Dos Estados Unidos à China, passando pelo Brasil e a
Espanha, os números do desemprego são assustadores. E com a redução semanal do
consumo, as entradas de capital e o investimento estrangeiro directo estão a diminuir
na China, Rússia, Grã-Bretanha, Holanda e Canadá. Para piorar, a incerteza
geopolítica atingiu o seu pico. Além da guerra comercial entre os Estados
Unidos e a China, há também a guerra entre a Índia e a China e a guerra
comercial entre o Japão e a Coreia do Sul. E mais virá. E, no entanto ... os
mercados de acções estão em alta, e os preços das acções de grandes empresas -
especialmente as de tecnologia - continuam a subir até que não tenham nenhuma
relação com os lucros esperados. Como é que isto é possível ?
Do
capital activo ao capital fictício
EM MAIO
DE 1983, NO ALVORECER DO IMPERIALISMO, A BOLSA DE MADRID FOI INAUGURADA NA PLAZA
DE LA LEALTAD.
O capitalismo é assim
chamado porque a organização social como um todo é subordinada e orientada para
a acumulação de capital. (Esta é a forma original que este modo de produção
assumiu para garantir a reprodução da espécie humana. Nota do Editor - NDLR).
Devemos ver o capital na realidade como dinheiro investido que se torna num
direito de exploração, como um título
cumulativo que cresce a cada ciclo e que recompensa proporcionalmente mais
aqueles que exploraram de forma mais eficiente a força de trabalho à sua
disposição. . (Isso é aquilo a que os economistas designam por produtividade do
trabalho garantindo a rentabilidade do capital. NDLR). A necessidade de
acumulação de capital leva cada capital corporativo a aumentar a produtividade
física, a quantidade de bens produzidos em cada hora de trabalho. Mas fá-lo
indirectamente, por meio da produtividade do próprio capital investido, ou
seja, por meio dos lucros. Lucros cujo objectivo é ... misturar-se ao capital
acumulado e aumentá-lo a cada ciclo de produção. (Que na fase ascendente e de
expansão do capital assegura as condições de reprodução da espécie humana - não
esqueçamos - objectivo último de qualquer modo de produção social. NDLR).

◆ Registos fornecidos
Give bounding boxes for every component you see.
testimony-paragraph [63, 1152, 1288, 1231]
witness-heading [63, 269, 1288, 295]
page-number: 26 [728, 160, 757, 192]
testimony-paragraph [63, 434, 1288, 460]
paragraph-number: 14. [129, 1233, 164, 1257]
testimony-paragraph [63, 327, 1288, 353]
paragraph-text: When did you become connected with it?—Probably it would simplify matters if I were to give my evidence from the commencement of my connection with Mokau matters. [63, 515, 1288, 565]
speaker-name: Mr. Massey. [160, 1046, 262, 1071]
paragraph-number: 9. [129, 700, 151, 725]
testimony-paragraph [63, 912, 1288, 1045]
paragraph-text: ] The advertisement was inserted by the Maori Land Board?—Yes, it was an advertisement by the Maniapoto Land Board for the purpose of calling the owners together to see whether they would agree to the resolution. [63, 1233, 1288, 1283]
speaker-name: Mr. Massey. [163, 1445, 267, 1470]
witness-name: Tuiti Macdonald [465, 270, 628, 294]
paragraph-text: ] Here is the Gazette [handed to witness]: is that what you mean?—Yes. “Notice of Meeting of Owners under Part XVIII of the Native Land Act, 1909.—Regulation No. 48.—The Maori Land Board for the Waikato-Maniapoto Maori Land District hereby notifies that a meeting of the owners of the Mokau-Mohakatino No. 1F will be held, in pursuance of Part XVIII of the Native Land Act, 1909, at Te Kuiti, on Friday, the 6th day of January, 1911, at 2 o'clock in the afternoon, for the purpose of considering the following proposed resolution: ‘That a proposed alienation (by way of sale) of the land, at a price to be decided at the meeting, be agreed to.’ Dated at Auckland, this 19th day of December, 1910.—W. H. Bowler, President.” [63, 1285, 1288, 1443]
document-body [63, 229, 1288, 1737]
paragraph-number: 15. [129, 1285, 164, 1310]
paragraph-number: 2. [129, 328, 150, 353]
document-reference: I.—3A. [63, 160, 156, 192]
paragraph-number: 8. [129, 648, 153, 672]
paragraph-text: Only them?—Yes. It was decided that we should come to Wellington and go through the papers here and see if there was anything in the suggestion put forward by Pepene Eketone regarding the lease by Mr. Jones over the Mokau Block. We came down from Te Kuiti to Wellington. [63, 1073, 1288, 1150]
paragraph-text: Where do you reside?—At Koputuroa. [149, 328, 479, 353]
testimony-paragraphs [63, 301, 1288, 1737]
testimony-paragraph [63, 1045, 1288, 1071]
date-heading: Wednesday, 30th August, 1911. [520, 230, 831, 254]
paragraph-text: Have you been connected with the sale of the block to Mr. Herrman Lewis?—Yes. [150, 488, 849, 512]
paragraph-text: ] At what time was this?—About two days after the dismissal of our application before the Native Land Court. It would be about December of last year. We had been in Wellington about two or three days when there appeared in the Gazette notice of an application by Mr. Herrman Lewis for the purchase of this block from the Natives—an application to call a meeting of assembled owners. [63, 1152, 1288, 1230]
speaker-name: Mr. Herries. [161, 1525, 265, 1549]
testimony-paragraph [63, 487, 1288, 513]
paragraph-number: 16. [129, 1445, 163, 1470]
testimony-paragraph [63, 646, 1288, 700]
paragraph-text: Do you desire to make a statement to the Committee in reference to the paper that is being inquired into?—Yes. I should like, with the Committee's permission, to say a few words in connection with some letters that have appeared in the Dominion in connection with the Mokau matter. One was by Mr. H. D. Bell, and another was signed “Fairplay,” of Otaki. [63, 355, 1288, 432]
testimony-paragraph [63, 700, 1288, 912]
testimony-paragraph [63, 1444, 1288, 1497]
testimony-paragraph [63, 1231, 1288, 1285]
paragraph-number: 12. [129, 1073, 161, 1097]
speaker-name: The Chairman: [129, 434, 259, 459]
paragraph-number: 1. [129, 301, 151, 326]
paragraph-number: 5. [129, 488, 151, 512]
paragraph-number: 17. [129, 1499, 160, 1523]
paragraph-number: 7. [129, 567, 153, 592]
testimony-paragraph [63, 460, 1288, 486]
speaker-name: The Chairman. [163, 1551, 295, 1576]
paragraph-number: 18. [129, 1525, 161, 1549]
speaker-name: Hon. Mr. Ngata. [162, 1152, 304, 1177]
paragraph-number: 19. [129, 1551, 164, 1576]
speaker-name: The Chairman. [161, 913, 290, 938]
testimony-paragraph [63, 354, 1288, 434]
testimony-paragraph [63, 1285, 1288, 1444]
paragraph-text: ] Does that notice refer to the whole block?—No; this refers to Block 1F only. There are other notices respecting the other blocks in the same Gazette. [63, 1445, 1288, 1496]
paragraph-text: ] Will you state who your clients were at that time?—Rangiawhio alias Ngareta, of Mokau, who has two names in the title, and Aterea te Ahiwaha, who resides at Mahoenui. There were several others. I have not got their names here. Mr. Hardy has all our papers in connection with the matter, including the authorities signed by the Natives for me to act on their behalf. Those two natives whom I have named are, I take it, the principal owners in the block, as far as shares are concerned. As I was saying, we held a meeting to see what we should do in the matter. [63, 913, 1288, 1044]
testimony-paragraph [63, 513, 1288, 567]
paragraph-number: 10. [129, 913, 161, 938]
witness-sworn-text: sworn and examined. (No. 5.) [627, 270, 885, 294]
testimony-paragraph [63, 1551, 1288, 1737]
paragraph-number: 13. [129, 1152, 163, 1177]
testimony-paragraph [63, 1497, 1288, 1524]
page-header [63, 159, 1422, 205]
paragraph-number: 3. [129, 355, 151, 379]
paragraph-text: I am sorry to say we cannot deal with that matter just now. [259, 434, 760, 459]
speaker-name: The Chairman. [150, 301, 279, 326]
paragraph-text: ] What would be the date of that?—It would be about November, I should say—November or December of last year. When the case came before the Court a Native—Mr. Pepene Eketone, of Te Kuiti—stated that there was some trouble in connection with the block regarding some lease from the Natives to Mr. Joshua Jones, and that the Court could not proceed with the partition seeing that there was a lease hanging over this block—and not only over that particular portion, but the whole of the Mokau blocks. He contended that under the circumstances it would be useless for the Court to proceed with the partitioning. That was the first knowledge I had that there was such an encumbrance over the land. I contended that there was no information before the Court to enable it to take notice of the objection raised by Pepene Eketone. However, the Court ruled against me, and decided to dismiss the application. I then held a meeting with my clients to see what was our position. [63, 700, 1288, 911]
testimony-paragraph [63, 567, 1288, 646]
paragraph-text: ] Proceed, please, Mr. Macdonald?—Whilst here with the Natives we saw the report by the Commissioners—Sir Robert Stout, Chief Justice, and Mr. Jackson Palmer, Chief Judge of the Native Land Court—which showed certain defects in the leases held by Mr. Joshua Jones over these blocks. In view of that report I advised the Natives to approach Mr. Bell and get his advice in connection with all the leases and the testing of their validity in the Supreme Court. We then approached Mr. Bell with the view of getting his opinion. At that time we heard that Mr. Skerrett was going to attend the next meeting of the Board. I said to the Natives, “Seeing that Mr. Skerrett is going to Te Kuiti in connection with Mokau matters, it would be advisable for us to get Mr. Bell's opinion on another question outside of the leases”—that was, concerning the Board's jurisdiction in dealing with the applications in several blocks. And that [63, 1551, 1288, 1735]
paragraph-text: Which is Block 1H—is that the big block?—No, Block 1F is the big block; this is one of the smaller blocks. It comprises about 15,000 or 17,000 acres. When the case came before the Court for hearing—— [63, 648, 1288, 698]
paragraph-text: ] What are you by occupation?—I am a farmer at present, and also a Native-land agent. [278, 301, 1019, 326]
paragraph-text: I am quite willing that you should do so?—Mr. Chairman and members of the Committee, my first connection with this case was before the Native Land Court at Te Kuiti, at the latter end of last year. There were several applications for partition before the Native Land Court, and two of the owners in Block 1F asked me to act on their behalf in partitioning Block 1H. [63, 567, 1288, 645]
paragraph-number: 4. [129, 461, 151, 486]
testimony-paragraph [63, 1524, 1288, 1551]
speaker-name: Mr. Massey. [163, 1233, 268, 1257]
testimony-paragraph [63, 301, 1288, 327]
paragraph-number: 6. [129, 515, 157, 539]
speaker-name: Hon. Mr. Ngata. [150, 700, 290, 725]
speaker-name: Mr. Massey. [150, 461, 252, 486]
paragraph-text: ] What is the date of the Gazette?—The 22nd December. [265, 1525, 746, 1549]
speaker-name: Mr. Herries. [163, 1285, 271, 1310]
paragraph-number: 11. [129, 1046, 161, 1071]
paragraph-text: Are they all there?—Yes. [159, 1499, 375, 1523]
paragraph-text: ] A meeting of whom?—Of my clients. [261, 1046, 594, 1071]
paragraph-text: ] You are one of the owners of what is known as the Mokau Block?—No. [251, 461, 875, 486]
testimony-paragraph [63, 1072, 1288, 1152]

◆ Instruções e requisitos
Reescreve em forma de lista o parágrafo do texto que começa por «Dos Estados Unidos à China», conservando os factos principais.

◆ Resposta completa
- O desemprego atinge números assustadores nos Estados Unidos, na China, no Brasil e em Espanha.
- Com a redução semanal do consumo, as entradas de capital e o investimento estrangeiro directo estão a diminuir na China, na Rússia, na Grã-Bretanha, na Holanda e no Canadá.
- A incerteza geopolítica atingiu o seu pico:
  - guerra comercial entre os Estados Unidos e a China;
  - guerra entre a Índia e a China;
  - guerra comercial entre o Japão e a Coreia do Sul;
  - e mais virá.
- Apesar disso, os mercados de acções estão em alta.
- Os preços das acções das grandes empresas, sobretudo as de tecnologia, continuam a subir até deixarem de ter relação com os lucros esperados.
- Fica a pergunta: como é que isto é possível?